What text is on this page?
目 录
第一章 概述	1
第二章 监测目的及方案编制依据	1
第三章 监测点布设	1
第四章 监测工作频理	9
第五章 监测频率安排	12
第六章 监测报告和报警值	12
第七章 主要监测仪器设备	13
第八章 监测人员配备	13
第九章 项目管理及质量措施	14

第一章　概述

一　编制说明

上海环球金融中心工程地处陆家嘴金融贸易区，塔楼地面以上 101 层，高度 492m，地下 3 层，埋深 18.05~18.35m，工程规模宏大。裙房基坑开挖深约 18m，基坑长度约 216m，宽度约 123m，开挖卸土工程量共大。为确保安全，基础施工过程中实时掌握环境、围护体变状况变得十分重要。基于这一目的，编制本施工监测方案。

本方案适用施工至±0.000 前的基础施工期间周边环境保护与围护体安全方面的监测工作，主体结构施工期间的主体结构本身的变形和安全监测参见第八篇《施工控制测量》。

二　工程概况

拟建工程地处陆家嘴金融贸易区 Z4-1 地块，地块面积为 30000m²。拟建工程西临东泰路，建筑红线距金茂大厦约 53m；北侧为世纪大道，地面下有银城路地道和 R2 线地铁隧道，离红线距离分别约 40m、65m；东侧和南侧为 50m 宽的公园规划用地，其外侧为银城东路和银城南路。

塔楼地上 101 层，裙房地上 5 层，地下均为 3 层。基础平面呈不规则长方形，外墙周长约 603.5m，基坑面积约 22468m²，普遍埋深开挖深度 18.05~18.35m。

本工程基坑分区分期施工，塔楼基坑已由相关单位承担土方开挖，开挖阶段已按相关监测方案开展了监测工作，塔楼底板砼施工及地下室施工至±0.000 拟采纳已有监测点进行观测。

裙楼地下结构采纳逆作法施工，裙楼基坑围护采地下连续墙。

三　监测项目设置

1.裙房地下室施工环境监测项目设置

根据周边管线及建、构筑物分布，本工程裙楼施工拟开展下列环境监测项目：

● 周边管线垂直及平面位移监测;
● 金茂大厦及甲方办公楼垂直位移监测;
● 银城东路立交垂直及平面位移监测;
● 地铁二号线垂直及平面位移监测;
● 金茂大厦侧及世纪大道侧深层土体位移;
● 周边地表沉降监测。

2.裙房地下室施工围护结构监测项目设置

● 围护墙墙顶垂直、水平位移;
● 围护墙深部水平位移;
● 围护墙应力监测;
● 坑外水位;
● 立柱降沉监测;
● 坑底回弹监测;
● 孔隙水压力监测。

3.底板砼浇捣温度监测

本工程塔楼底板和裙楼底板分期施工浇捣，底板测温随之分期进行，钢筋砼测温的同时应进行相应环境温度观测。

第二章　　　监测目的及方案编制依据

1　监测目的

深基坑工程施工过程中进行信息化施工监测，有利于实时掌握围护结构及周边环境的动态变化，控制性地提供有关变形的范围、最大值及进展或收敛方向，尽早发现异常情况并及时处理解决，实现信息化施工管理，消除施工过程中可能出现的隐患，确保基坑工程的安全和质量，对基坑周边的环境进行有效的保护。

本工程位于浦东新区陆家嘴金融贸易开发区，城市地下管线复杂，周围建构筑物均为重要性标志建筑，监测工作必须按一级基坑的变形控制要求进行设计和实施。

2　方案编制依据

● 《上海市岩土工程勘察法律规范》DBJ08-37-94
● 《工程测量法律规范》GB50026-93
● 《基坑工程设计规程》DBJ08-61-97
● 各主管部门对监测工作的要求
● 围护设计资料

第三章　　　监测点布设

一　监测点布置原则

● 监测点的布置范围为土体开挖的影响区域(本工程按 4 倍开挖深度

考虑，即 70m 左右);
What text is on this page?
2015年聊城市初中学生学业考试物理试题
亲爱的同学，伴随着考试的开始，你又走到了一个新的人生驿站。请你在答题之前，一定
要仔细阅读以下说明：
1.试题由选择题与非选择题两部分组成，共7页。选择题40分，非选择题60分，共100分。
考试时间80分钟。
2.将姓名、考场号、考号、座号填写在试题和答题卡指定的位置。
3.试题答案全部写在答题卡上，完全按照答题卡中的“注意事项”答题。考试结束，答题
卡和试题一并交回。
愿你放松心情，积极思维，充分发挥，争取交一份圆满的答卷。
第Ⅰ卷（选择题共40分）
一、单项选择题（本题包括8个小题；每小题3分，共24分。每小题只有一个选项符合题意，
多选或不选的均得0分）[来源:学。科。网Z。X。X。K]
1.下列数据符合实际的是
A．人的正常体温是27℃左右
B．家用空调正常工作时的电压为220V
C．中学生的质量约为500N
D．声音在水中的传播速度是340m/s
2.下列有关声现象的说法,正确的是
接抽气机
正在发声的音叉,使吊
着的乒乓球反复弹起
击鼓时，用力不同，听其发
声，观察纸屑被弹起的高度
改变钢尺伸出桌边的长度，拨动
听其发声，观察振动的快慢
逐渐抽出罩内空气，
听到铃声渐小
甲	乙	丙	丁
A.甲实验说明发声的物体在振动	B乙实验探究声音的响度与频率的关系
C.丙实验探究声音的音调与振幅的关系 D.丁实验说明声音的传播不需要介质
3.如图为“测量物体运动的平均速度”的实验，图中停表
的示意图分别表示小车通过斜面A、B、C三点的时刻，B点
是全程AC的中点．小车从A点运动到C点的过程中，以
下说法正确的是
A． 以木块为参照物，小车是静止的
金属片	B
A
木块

══════

Task description
Without leaving anything out, quote all the data.

Task output
What text is on this page?
目 录
第一章 概述	1
第二章 监测目的及方案编制依据	1
第三章 监测点布设	1
第四章 监测工作频理	9
第五章 监测频率安排	12
第六章 监测报告和报警值	12
第七章 主要监测仪器设备	13
第八章 监测人员配备	13
第九章 项目管理及质量措施	14

第一章　概述

一　编制说明

上海环球金融中心工程地处陆家嘴金融贸易区，塔楼地面以上 101 层，高度 492m，地下 3 层，埋深 18.05~18.35m，工程规模宏大。裙房基坑开挖深约 18m，基坑长度约 216m，宽度约 123m，开挖卸土工程量共大。为确保安全，基础施工过程中实时掌握环境、围护体变状况变得十分重要。基于这一目的，编制本施工监测方案。

本方案适用施工至±0.000 前的基础施工期间周边环境保护与围护体安全方面的监测工作，主体结构施工期间的主体结构本身的变形和安全监测参见第八篇《施工控制测量》。

二　工程概况

拟建工程地处陆家嘴金融贸易区 Z4-1 地块，地块面积为 30000m²。拟建工程西临东泰路，建筑红线距金茂大厦约 53m；北侧为世纪大道，地面下有银城路地道和 R2 线地铁隧道，离红线距离分别约 40m、65m；东侧和南侧为 50m 宽的公园规划用地，其外侧为银城东路和银城南路。

塔楼地上 101 层，裙房地上 5 层，地下均为 3 层。基础平面呈不规则长方形，外墙周长约 603.5m，基坑面积约 22468m²，普遍埋深开挖深度 18.05~18.35m。

本工程基坑分区分期施工，塔楼基坑已由相关单位承担土方开挖，开挖阶段已按相关监测方案开展了监测工作，塔楼底板砼施工及地下室施工至±0.000 拟采纳已有监测点进行观测。

裙楼地下结构采纳逆作法施工，裙楼基坑围护采地下连续墙。

三　监测项目设置

1.裙房地下室施工环境监测项目设置

根据周边管线及建、构筑物分布，本工程裙楼施工拟开展下列环境监测项目：

● 周边管线垂直及平面位移监测;
● 金茂大厦及甲方办公楼垂直位移监测;
● 银城东路立交垂直及平面位移监测;
● 地铁二号线垂直及平面位移监测;
● 金茂大厦侧及世纪大道侧深层土体位移;
● 周边地表沉降监测。

2.裙房地下室施工围护结构监测项目设置

● 围护墙墙顶垂直、水平位移;
● 围护墙深部水平位移;
● 围护墙应力监测;
● 坑外水位;
● 立柱降沉监测;
● 坑底回弹监测;
● 孔隙水压力监测。

3.底板砼浇捣温度监测

本工程塔楼底板和裙楼底板分期施工浇捣，底板测温随之分期进行，钢筋砼测温的同时应进行相应环境温度观测。

第二章　　　监测目的及方案编制依据

1　监测目的

深基坑工程施工过程中进行信息化施工监测，有利于实时掌握围护结构及周边环境的动态变化，控制性地提供有关变形的范围、最大值及进展或收敛方向，尽早发现异常情况并及时处理解决，实现信息化施工管理，消除施工过程中可能出现的隐患，确保基坑工程的安全和质量，对基坑周边的环境进行有效的保护。

本工程位于浦东新区陆家嘴金融贸易开发区，城市地下管线复杂，周围建构筑物均为重要性标志建筑，监测工作必须按一级基坑的变形控制要求进行设计和实施。

2　方案编制依据

● 《上海市岩土工程勘察法律规范》DBJ08-37-94
● 《工程测量法律规范》GB50026-93
● 《基坑工程设计规程》DBJ08-61-97
● 各主管部门对监测工作的要求
● 围护设计资料

第三章　　　监测点布设

一　监测点布置原则

● 监测点的布置范围为土体开挖的影响区域(本工程按 4 倍开挖深度

考虑，即 70m 左右);
What text is on this page?
2015年聊城市初中学生学业考试物理试题
亲爱的同学，伴随着考试的开始，你又走到了一个新的人生驿站。请你在答题之前，一定
要仔细阅读以下说明：
1.试题由选择题与非选择题两部分组成，共7页。选择题40分，非选择题60分，共100分。
考试时间80分钟。
2.将姓名、考场号、考号、座号填写在试题和答题卡指定的位置。
3.试题答案全部写在答题卡上，完全按照答题卡中的“注意事项”答题。考试结束，答题
卡和试题一并交回。
愿你放松心情，积极思维，充分发挥，争取交一份圆满的答卷。
第Ⅰ卷（选择题共40分）
一、单项选择题（本题包括8个小题；每小题3分，共24分。每小题只有一个选项符合题意，
多选或不选的均得0分）[来源:学。科。网Z。X。X。K]
1.下列数据符合实际的是
A．人的正常体温是27℃左右
B．家用空调正常工作时的电压为220V
C．中学生的质量约为500N
D．声音在水中的传播速度是340m/s
2.下列有关声现象的说法,正确的是
接抽气机
正在发声的音叉,使吊
着的乒乓球反复弹起
击鼓时，用力不同，听其发
声，观察纸屑被弹起的高度
改变钢尺伸出桌边的长度，拨动
听其发声，观察振动的快慢
逐渐抽出罩内空气，
听到铃声渐小
甲	乙	丙	丁
A.甲实验说明发声的物体在振动	B乙实验探究声音的响度与频率的关系
C.丙实验探究声音的音调与振幅的关系 D.丁实验说明声音的传播不需要介质
3.如图为“测量物体运动的平均速度”的实验，图中停表
的示意图分别表示小车通过斜面A、B、C三点的时刻，B点
是全程AC的中点．小车从A点运动到C点的过程中，以
下说法正确的是
A． 以木块为参照物，小车是静止的
金属片	B
A
木块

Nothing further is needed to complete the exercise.